WORK INSTRUCTIONS: Copy every line in which the string "content" occurs.

(begin)

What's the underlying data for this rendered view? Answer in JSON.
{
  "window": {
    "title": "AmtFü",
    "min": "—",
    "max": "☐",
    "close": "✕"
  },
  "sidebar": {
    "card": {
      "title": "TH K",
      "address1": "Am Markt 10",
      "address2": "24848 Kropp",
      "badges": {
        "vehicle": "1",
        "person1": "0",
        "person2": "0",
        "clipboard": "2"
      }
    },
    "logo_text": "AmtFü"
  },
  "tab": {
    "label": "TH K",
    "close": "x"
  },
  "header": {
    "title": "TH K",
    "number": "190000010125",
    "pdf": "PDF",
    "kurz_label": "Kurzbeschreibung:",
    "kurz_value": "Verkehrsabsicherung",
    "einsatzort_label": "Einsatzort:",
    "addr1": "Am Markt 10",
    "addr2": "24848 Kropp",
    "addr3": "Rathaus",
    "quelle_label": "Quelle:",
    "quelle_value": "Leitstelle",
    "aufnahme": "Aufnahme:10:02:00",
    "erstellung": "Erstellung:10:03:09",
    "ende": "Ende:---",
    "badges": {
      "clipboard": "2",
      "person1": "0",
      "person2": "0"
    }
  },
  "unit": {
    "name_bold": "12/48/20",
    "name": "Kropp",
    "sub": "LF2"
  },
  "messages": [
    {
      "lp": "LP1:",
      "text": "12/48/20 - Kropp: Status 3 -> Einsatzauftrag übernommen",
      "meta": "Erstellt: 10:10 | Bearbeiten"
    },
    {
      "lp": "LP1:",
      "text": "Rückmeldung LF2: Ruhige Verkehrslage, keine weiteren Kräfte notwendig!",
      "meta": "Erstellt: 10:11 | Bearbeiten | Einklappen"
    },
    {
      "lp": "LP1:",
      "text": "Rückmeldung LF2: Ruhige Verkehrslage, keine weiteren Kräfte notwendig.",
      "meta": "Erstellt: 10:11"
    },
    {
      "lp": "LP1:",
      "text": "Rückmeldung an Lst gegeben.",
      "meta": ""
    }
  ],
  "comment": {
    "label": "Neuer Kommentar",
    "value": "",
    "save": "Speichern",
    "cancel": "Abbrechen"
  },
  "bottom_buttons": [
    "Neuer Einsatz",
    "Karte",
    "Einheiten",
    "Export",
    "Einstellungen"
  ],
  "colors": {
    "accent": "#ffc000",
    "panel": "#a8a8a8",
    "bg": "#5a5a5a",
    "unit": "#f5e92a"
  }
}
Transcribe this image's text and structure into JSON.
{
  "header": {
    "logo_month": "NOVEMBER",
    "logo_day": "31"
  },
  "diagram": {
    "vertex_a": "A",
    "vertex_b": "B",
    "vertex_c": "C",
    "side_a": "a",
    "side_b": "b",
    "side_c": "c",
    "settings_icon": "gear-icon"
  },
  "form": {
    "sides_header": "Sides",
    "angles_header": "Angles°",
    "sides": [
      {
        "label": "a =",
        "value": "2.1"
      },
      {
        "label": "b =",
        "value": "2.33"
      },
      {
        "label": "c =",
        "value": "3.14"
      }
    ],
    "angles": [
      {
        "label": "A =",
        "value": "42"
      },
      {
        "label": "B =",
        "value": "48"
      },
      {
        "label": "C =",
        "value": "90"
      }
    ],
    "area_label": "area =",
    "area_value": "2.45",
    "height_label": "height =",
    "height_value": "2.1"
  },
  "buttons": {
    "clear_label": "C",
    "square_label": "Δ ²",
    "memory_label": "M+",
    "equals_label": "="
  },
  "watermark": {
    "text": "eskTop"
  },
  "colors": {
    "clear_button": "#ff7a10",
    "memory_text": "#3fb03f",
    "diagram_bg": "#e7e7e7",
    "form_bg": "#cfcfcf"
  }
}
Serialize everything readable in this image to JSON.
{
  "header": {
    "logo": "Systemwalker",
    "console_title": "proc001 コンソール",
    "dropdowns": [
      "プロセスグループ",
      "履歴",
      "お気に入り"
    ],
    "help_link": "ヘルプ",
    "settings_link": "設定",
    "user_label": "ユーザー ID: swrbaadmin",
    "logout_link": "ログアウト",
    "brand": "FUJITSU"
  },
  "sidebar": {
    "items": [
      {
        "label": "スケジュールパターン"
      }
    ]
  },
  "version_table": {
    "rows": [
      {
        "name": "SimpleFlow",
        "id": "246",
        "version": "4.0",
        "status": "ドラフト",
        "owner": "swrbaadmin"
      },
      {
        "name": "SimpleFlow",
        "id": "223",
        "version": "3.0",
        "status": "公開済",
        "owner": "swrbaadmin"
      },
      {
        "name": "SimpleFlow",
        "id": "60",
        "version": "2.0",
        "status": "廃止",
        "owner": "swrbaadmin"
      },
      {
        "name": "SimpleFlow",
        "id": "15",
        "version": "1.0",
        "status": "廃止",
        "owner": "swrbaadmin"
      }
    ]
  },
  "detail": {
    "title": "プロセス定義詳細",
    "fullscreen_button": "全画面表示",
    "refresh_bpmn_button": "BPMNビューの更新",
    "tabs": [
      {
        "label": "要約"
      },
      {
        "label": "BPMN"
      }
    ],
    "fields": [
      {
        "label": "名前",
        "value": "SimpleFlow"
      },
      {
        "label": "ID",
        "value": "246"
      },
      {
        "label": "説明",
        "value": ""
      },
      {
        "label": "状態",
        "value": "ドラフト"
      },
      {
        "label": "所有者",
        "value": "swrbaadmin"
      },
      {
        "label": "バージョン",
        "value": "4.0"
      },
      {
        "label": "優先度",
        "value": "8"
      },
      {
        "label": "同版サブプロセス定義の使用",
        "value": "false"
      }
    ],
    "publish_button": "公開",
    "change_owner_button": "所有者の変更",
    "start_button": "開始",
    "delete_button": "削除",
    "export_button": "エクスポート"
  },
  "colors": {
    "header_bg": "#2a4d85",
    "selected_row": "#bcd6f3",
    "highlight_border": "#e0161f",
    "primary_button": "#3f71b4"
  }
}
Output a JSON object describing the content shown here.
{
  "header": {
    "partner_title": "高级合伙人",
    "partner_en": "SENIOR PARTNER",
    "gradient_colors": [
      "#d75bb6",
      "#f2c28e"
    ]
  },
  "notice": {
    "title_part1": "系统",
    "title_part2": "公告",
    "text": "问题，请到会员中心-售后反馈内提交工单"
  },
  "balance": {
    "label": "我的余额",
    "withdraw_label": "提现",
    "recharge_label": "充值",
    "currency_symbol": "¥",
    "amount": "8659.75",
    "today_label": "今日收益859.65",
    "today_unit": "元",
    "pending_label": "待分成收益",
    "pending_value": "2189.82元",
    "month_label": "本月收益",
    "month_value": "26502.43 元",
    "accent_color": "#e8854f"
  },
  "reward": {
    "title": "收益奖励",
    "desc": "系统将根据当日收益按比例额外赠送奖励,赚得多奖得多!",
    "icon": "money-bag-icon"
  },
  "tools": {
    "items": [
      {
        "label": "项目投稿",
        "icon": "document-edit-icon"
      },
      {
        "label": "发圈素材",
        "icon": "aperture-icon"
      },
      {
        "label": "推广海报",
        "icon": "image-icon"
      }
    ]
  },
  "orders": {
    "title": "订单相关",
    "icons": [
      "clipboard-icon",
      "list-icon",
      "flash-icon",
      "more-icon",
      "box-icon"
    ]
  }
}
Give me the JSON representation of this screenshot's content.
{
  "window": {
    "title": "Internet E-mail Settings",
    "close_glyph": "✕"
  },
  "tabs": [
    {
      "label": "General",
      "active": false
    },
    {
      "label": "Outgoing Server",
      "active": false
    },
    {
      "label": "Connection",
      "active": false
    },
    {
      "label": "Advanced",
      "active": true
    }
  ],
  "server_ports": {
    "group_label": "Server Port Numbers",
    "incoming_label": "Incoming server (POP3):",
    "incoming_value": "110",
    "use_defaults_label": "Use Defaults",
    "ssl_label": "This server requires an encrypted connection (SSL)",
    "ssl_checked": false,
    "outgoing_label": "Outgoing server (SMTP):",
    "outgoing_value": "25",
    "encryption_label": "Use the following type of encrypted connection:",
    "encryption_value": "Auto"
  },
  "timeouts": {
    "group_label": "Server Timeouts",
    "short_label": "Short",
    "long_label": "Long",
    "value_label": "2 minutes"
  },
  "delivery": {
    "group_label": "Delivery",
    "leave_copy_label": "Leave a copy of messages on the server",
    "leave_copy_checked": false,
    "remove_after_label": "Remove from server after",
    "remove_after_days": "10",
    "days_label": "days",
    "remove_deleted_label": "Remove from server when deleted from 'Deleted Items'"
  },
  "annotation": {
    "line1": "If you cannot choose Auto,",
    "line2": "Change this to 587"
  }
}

(end)

THE ANSWER:
Output a JSON object describing the content shown here.
Give me the JSON representation of this screenshot's content.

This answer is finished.